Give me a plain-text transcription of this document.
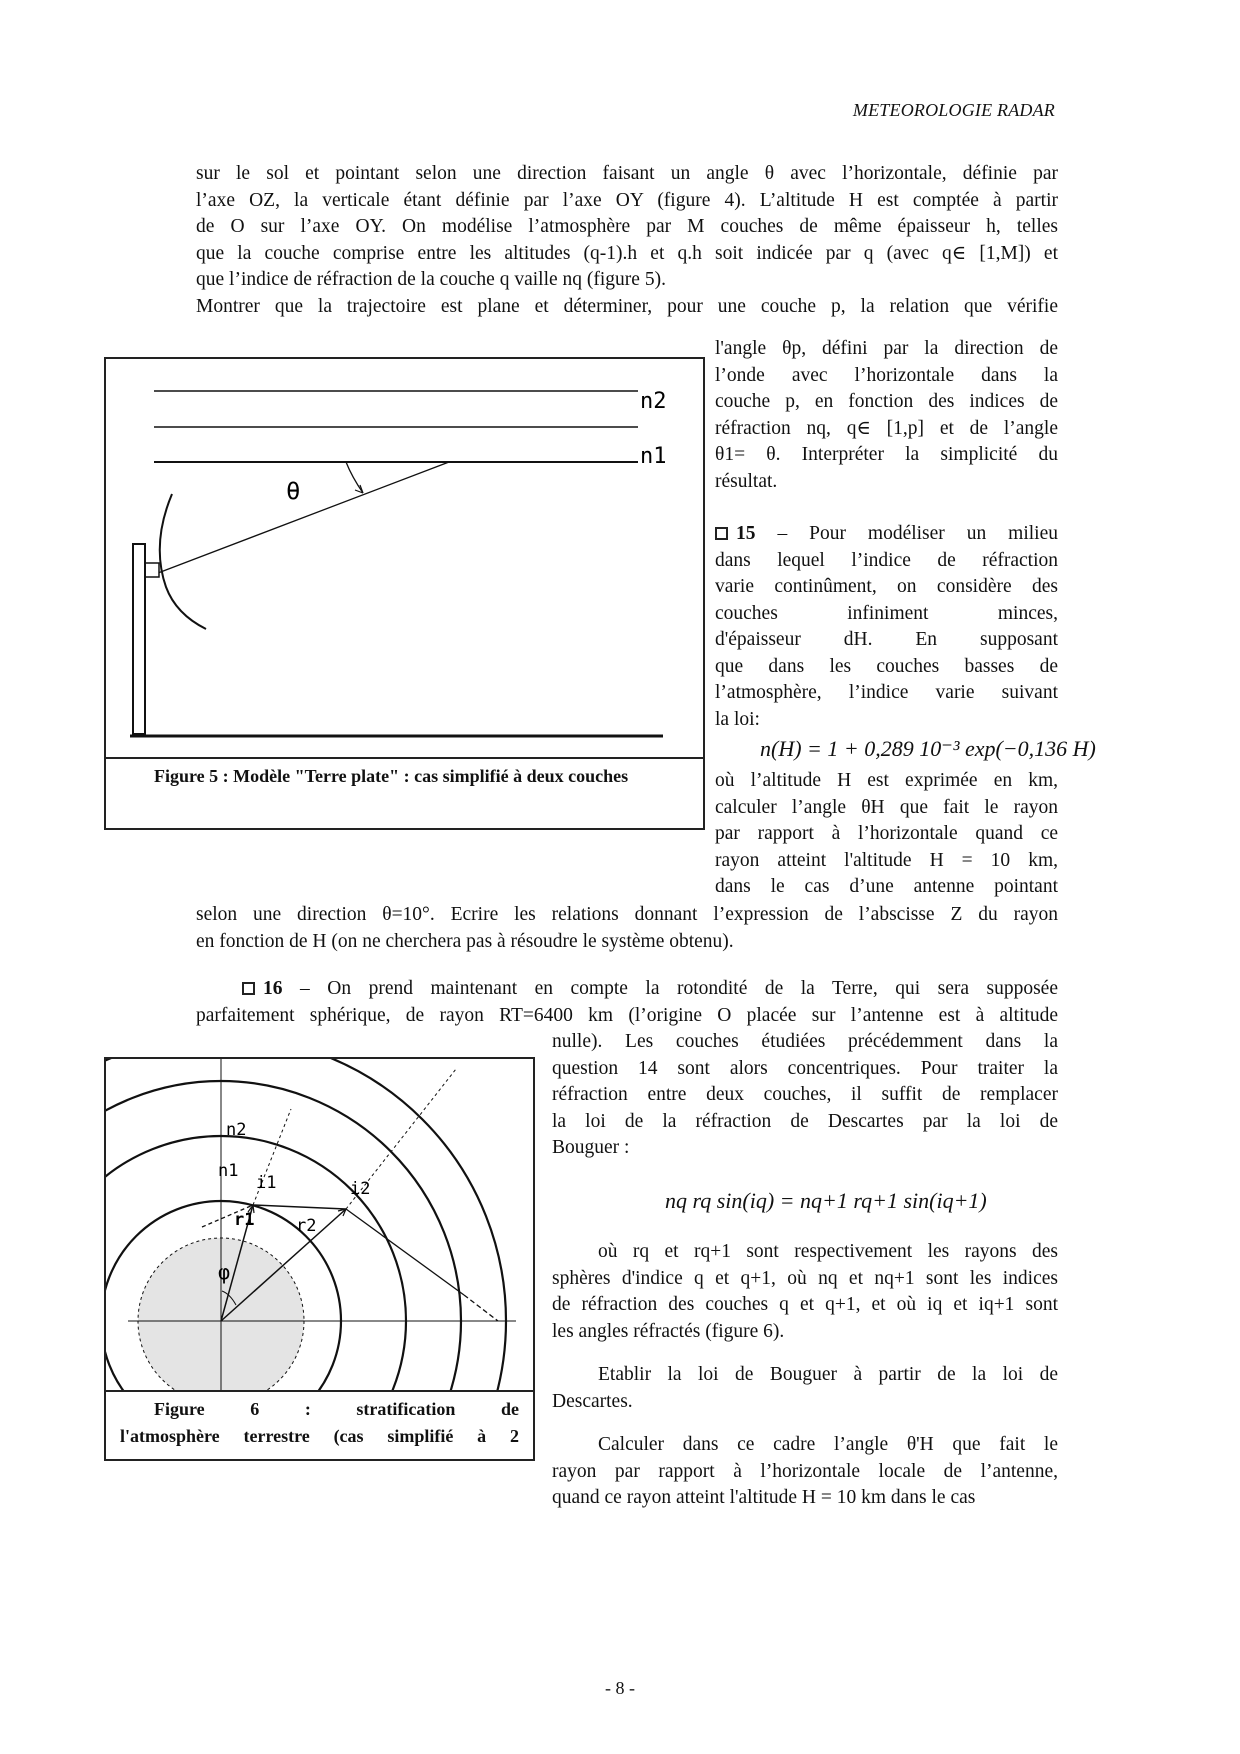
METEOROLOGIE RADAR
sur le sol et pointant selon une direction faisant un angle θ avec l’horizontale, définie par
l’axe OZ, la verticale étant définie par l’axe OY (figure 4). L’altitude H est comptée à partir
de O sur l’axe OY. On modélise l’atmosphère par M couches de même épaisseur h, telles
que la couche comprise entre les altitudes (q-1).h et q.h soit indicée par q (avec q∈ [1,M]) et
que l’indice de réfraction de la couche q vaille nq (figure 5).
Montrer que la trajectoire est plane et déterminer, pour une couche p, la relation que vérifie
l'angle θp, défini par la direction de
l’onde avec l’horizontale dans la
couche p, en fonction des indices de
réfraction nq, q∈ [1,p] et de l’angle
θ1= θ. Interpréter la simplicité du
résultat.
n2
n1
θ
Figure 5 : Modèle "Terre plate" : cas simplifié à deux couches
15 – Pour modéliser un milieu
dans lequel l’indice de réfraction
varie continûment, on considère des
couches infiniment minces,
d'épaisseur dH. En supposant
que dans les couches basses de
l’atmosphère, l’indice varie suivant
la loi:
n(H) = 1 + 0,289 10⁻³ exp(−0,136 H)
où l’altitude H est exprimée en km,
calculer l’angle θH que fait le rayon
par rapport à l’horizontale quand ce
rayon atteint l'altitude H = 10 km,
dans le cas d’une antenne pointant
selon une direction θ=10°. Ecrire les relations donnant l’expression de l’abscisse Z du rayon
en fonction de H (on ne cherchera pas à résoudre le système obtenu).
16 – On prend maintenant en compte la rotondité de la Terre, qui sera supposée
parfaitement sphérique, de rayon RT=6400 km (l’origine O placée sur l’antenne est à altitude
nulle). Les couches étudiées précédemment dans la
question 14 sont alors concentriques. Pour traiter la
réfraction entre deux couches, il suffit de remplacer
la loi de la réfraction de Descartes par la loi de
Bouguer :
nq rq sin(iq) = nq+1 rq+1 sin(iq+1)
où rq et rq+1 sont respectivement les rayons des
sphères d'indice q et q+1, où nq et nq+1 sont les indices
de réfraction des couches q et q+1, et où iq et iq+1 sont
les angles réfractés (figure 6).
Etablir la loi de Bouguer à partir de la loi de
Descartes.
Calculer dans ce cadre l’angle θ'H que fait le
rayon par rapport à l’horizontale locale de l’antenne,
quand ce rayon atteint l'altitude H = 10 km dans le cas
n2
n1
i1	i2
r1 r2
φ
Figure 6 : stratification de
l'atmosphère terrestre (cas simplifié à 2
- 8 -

---

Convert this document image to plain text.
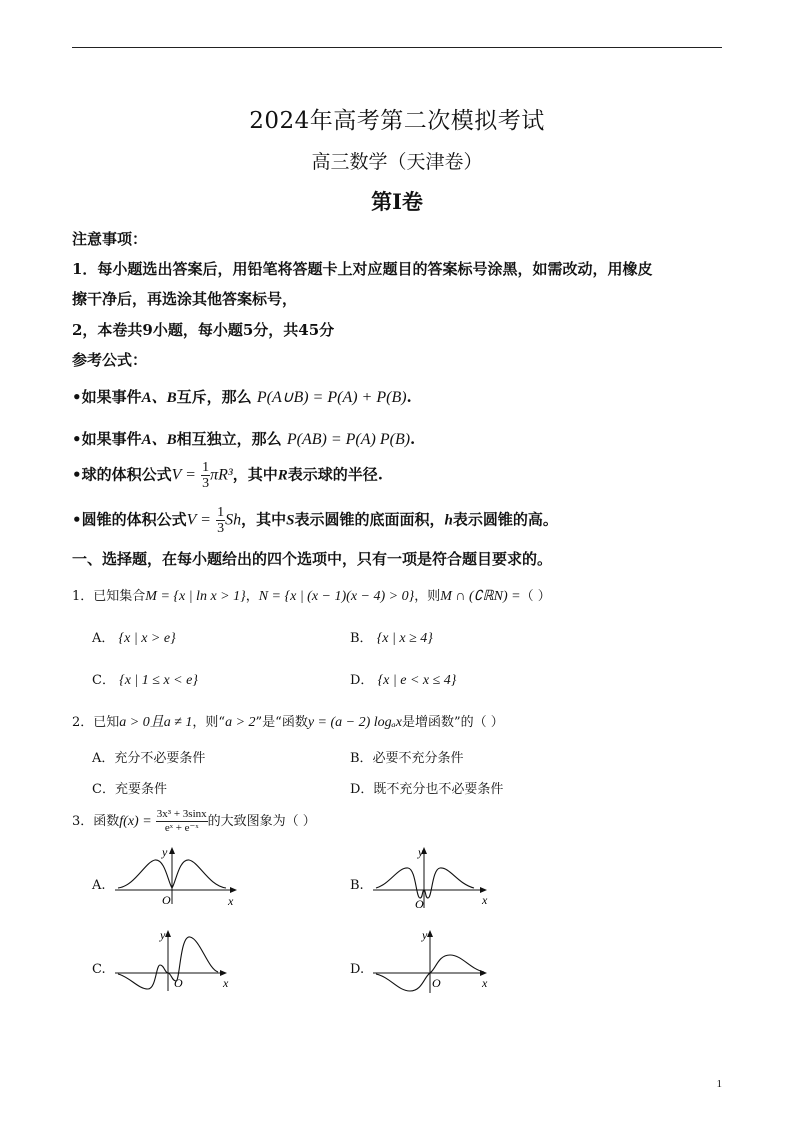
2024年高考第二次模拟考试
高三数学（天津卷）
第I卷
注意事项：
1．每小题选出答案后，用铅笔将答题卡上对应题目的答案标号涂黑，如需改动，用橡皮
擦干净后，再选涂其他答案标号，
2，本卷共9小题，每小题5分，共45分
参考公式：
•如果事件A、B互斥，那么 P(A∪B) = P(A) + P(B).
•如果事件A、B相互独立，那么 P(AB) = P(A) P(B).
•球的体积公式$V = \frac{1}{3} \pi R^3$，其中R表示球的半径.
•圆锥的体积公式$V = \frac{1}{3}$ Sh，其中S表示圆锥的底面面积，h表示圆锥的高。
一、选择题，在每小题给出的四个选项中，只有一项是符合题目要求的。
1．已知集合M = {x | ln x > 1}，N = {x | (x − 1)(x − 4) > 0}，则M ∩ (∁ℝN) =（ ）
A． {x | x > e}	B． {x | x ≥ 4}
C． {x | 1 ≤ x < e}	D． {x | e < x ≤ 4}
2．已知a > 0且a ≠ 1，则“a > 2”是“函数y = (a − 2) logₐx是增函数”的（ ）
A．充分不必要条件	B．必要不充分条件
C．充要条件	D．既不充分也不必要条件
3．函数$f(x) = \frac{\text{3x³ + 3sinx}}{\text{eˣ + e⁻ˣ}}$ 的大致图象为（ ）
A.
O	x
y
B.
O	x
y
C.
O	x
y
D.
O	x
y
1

==

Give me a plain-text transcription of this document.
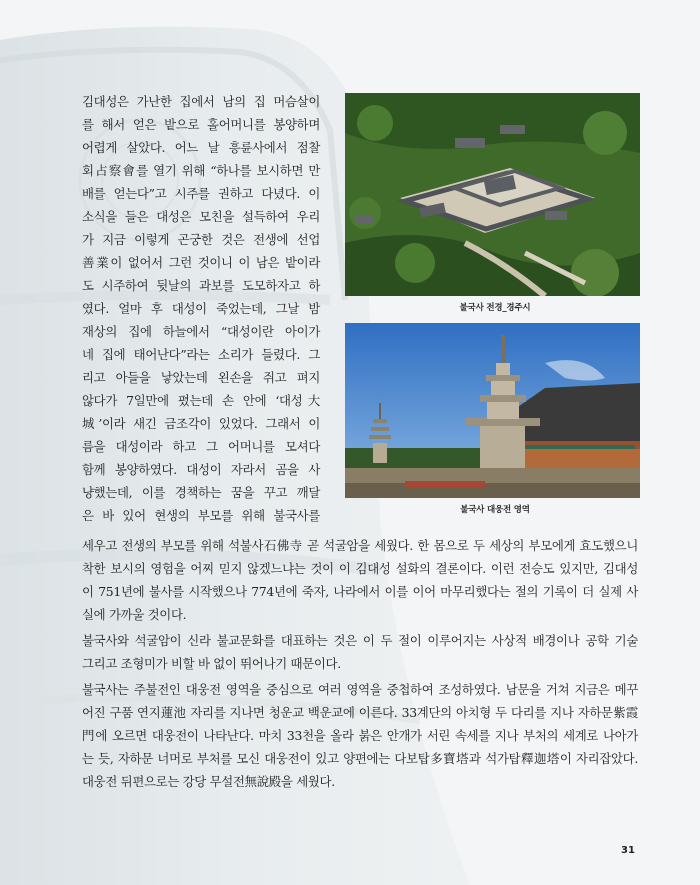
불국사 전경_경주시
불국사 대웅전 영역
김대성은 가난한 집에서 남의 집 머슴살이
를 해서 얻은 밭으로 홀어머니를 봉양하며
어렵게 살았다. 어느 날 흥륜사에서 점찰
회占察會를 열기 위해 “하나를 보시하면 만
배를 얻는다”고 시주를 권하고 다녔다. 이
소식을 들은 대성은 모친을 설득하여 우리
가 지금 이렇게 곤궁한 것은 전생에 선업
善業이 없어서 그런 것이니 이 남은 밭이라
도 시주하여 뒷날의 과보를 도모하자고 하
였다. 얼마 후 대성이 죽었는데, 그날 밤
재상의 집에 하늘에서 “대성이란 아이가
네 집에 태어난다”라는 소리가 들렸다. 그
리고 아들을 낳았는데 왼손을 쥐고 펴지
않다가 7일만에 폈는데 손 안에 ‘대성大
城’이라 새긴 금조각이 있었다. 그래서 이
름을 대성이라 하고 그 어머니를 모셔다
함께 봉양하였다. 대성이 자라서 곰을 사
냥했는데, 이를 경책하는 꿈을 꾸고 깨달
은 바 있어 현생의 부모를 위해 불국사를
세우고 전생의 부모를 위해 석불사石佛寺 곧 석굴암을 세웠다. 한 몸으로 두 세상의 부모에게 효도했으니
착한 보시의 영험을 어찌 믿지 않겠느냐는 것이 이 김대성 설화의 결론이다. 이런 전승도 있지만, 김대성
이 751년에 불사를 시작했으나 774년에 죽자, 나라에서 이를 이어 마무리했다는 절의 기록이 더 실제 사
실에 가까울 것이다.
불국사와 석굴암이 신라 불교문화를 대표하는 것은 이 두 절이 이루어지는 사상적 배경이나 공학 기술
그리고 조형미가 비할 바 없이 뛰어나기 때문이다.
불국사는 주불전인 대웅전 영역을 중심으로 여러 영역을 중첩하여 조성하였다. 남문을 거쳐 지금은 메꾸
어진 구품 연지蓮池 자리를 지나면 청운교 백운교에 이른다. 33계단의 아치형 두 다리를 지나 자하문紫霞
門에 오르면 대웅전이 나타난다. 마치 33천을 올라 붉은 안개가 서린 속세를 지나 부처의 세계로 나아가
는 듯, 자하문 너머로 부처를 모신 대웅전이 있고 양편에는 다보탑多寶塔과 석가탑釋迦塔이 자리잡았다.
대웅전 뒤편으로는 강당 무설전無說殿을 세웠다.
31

SET TASK - Collect every line from the records above that contains the word "sont".

RESPONSE FOR THIS EXERCISE -
question 14 sont alors concentriques. Pour traiter la
où rq et rq+1 sont respectivement les rayons des
sphères d'indice q et q+1, où nq et nq+1 sont les indices
de réfraction des couches q et q+1, et où iq et iq+1 sont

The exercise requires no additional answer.